## WHAT YOU SHOULD DO
Gather each line of the entries below that includes "value".

====== DATA TO USE ======

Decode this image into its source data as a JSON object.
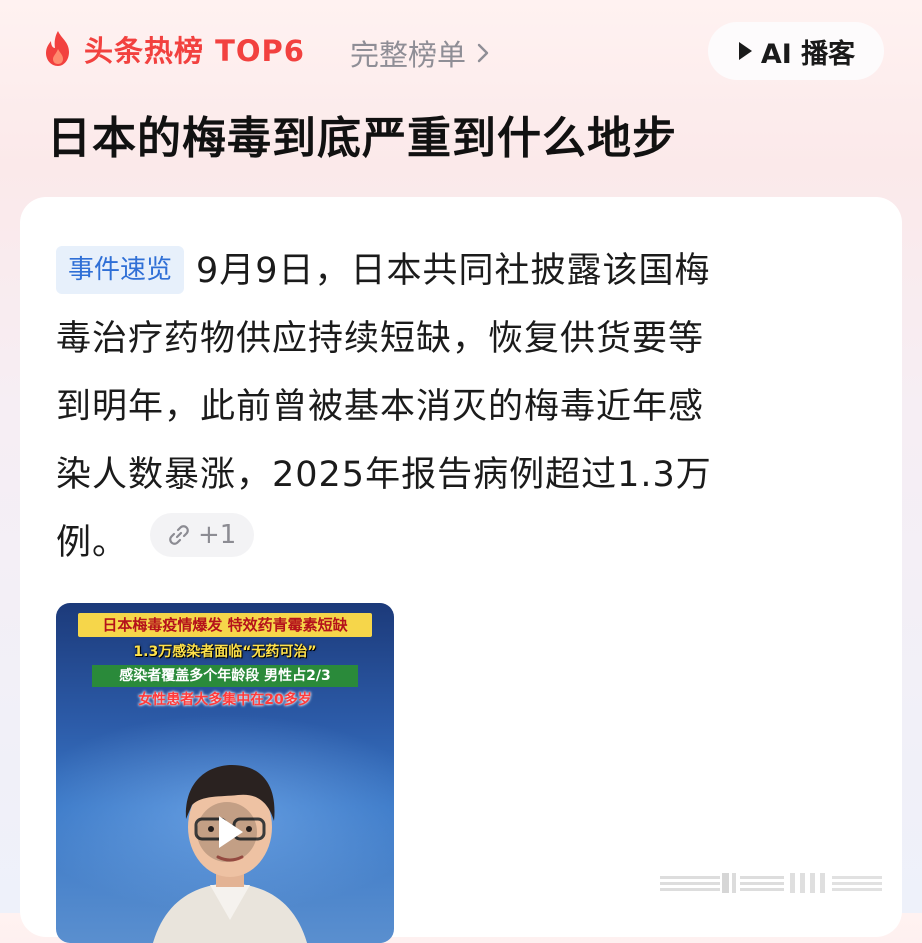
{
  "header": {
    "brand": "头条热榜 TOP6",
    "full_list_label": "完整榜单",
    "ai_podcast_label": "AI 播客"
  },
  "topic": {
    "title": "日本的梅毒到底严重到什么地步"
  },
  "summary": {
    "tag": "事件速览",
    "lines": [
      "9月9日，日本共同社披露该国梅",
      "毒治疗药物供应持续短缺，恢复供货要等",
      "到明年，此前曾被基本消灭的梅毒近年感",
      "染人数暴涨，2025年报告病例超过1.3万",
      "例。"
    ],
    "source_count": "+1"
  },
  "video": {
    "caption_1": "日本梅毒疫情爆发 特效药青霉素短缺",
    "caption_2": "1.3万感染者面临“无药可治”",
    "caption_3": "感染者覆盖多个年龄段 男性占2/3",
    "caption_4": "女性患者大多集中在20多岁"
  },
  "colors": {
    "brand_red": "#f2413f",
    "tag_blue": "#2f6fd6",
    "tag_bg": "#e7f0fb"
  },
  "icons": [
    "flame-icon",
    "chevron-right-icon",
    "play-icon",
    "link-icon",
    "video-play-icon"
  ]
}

======
====== DATA TO USE ======

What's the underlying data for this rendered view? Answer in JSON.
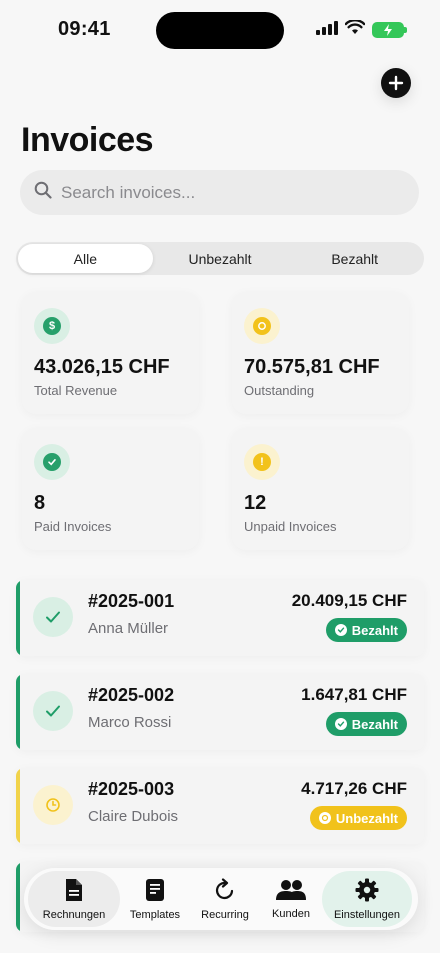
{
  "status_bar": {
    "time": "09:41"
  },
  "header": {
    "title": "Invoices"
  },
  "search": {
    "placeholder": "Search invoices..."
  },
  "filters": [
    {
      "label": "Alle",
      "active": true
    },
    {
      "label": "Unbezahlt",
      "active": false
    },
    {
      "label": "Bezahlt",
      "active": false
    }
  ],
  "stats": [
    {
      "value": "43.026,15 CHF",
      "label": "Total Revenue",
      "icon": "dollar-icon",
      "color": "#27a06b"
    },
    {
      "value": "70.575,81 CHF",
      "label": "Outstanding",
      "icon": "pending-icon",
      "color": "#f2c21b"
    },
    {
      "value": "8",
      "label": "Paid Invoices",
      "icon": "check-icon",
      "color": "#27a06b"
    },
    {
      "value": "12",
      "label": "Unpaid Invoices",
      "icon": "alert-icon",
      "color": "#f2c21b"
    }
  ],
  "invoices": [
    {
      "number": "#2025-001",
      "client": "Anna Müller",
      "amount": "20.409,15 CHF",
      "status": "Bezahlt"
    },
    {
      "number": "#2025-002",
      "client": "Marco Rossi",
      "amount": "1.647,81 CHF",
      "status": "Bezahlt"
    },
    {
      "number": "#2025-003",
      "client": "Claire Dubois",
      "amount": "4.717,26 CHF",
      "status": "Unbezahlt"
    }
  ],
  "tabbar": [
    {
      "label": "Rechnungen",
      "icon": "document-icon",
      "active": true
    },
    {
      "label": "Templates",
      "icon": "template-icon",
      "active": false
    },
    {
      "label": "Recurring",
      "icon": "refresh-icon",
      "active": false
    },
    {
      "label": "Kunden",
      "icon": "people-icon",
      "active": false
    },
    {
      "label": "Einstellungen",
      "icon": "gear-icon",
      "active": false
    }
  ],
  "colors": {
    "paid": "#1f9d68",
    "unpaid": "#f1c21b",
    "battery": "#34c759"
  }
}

======

## FULL SOLUTION
      "value": "43.026,15 CHF",
      "value": "70.575,81 CHF",
      "value": "8",
      "value": "12",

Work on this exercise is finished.